=== Requirements ===
Can you return every line of the records below as a JSON list of strings, one string per line, with blank lines left out?

=== Source records ===
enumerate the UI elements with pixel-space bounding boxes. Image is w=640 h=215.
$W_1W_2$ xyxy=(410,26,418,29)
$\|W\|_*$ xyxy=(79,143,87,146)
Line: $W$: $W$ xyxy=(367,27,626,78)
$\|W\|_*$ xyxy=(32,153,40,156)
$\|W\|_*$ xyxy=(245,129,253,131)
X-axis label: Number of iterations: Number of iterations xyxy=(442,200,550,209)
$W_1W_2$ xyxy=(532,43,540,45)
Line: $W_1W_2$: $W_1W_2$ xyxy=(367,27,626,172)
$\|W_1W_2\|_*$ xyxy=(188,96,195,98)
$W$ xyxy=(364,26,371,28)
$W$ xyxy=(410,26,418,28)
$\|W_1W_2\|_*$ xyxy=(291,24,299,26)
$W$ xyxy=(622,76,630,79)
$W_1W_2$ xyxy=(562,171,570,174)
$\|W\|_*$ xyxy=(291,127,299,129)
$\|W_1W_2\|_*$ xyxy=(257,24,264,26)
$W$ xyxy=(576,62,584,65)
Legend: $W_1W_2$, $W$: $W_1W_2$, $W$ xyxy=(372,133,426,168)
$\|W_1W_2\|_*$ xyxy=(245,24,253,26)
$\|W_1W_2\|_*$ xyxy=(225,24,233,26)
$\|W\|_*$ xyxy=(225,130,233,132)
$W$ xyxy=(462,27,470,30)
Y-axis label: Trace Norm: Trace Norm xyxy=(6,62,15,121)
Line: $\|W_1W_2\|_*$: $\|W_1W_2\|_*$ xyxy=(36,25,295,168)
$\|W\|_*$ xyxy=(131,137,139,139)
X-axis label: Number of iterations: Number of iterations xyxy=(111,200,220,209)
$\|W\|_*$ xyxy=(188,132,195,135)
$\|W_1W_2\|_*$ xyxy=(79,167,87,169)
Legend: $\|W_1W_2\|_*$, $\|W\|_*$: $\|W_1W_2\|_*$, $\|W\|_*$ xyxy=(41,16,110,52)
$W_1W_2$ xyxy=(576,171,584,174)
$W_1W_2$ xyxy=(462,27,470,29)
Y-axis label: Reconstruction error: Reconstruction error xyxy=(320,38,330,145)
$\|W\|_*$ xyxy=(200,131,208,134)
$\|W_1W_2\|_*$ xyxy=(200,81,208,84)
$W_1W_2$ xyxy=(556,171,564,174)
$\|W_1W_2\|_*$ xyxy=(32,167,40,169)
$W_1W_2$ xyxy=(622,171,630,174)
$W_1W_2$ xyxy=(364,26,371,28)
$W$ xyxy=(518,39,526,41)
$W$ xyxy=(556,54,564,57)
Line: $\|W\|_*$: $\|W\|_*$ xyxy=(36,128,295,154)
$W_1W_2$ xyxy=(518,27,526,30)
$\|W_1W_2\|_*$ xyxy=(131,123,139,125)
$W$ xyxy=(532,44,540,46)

=== Output of the exercise ===
[
  "enumerate the UI elements with pixel-space bounding boxes. Image is w=640 h=215.",
  "$W_1W_2$ xyxy=(410,26,418,29)",
  "$\\|W\\|_*$ xyxy=(79,143,87,146)",
  "Line: $W$: $W$ xyxy=(367,27,626,78)",
  "$\\|W\\|_*$ xyxy=(32,153,40,156)",
  "$\\|W\\|_*$ xyxy=(245,129,253,131)",
  "X-axis label: Number of iterations: Number of iterations xyxy=(442,200,550,209)",
  "$W_1W_2$ xyxy=(532,43,540,45)",
  "Line: $W_1W_2$: $W_1W_2$ xyxy=(367,27,626,172)",
  "$\\|W_1W_2\\|_*$ xyxy=(188,96,195,98)",
  "$W$ xyxy=(364,26,371,28)",
  "$W$ xyxy=(410,26,418,28)",
  "$\\|W_1W_2\\|_*$ xyxy=(291,24,299,26)",
  "$W$ xyxy=(622,76,630,79)",
  "$W_1W_2$ xyxy=(562,171,570,174)",
  "$\\|W\\|_*$ xyxy=(291,127,299,129)",
  "$\\|W_1W_2\\|_*$ xyxy=(257,24,264,26)",
  "$W$ xyxy=(576,62,584,65)",
  "Legend: $W_1W_2$, $W$: $W_1W_2$, $W$ xyxy=(372,133,426,168)",
  "$\\|W_1W_2\\|_*$ xyxy=(245,24,253,26)",
  "$\\|W_1W_2\\|_*$ xyxy=(225,24,233,26)",
  "$\\|W\\|_*$ xyxy=(225,130,233,132)",
  "$W$ xyxy=(462,27,470,30)",
  "Y-axis label: Trace Norm: Trace Norm xyxy=(6,62,15,121)",
  "Line: $\\|W_1W_2\\|_*$: $\\|W_1W_2\\|_*$ xyxy=(36,25,295,168)",
  "$\\|W\\|_*$ xyxy=(131,137,139,139)",
  "X-axis label: Number of iterations: Number of iterations xyxy=(111,200,220,209)",
  "$\\|W\\|_*$ xyxy=(188,132,195,135)",
  "$\\|W_1W_2\\|_*$ xyxy=(79,167,87,169)",
  "Legend: $\\|W_1W_2\\|_*$, $\\|W\\|_*$: $\\|W_1W_2\\|_*$, $\\|W\\|_*$ xyxy=(41,16,110,52)",
  "$W_1W_2$ xyxy=(576,171,584,174)",
  "$W_1W_2$ xyxy=(462,27,470,29)",
  "Y-axis label: Reconstruction error: Reconstruction error xyxy=(320,38,330,145)",
  "$\\|W\\|_*$ xyxy=(200,131,208,134)",
  "$\\|W_1W_2\\|_*$ xyxy=(200,81,208,84)",
  "$W_1W_2$ xyxy=(556,171,564,174)",
  "$\\|W_1W_2\\|_*$ xyxy=(32,167,40,169)",
  "$W_1W_2$ xyxy=(622,171,630,174)",
  "$W_1W_2$ xyxy=(364,26,371,28)",
  "$W$ xyxy=(518,39,526,41)",
  "$W$ xyxy=(556,54,564,57)",
  "Line: $\\|W\\|_*$: $\\|W\\|_*$ xyxy=(36,128,295,154)",
  "$W_1W_2$ xyxy=(518,27,526,30)",
  "$\\|W_1W_2\\|_*$ xyxy=(131,123,139,125)",
  "$W$ xyxy=(532,44,540,46)"
]